EXERCISE AIM: Count every line in the entries that contains "ondernomen". Report that count alone.

BEGIN RECORDS FOR THE EXERCISE

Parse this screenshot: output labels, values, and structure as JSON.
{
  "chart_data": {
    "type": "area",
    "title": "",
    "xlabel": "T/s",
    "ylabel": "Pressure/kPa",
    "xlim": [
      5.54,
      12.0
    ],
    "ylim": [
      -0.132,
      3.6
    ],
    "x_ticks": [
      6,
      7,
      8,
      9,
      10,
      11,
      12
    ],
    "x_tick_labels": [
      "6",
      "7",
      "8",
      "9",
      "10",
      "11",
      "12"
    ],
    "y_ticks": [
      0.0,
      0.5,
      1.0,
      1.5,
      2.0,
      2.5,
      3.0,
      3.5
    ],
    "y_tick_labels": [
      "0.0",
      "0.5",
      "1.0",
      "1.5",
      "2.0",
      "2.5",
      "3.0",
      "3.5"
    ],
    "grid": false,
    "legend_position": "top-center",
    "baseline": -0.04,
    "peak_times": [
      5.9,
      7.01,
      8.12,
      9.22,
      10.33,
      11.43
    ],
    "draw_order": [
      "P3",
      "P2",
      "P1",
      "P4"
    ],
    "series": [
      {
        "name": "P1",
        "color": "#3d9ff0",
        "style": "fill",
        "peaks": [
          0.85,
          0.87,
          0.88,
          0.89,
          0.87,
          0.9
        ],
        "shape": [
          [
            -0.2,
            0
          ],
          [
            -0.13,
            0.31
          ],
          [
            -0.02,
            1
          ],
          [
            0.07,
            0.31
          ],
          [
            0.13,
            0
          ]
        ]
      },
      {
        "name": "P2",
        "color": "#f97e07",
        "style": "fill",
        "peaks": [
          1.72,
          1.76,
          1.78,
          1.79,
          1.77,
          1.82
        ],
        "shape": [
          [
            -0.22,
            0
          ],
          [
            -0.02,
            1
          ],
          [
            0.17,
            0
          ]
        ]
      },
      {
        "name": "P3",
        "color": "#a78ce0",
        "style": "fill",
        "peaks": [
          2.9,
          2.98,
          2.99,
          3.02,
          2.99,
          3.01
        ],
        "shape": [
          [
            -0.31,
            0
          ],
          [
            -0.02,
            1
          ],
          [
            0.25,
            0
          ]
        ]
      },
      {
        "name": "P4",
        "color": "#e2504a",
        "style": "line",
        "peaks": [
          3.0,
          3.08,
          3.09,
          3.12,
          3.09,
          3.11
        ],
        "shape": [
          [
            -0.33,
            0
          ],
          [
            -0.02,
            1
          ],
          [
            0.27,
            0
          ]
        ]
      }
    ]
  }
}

END RECORDS FOR THE EXERCISE
BEGIN RECORDS FOR THE EXERCISE

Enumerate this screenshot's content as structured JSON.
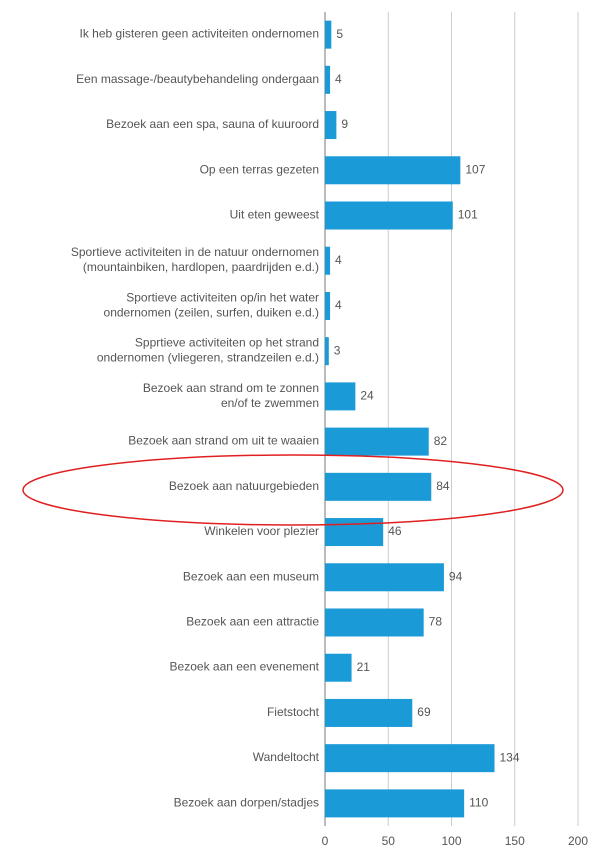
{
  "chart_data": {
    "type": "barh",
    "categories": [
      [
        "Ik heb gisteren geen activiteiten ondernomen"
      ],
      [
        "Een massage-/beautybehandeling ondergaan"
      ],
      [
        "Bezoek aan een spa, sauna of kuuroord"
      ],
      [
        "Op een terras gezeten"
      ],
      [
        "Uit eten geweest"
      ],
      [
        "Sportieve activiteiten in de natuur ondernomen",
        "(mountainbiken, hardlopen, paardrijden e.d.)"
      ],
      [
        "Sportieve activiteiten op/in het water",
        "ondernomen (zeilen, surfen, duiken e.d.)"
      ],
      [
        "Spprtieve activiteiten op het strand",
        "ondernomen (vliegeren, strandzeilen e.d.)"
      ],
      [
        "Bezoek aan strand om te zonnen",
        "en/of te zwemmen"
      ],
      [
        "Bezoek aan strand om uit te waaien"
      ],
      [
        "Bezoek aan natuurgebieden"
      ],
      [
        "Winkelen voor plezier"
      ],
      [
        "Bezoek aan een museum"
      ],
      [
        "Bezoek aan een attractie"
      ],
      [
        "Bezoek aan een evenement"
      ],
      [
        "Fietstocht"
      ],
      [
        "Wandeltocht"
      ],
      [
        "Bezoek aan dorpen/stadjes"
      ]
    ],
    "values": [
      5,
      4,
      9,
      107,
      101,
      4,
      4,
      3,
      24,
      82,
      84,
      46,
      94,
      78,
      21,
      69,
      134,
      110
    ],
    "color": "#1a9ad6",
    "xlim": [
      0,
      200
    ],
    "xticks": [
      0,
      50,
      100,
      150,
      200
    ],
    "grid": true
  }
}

END RECORDS FOR THE EXERCISE

CORRECT RESULT: 4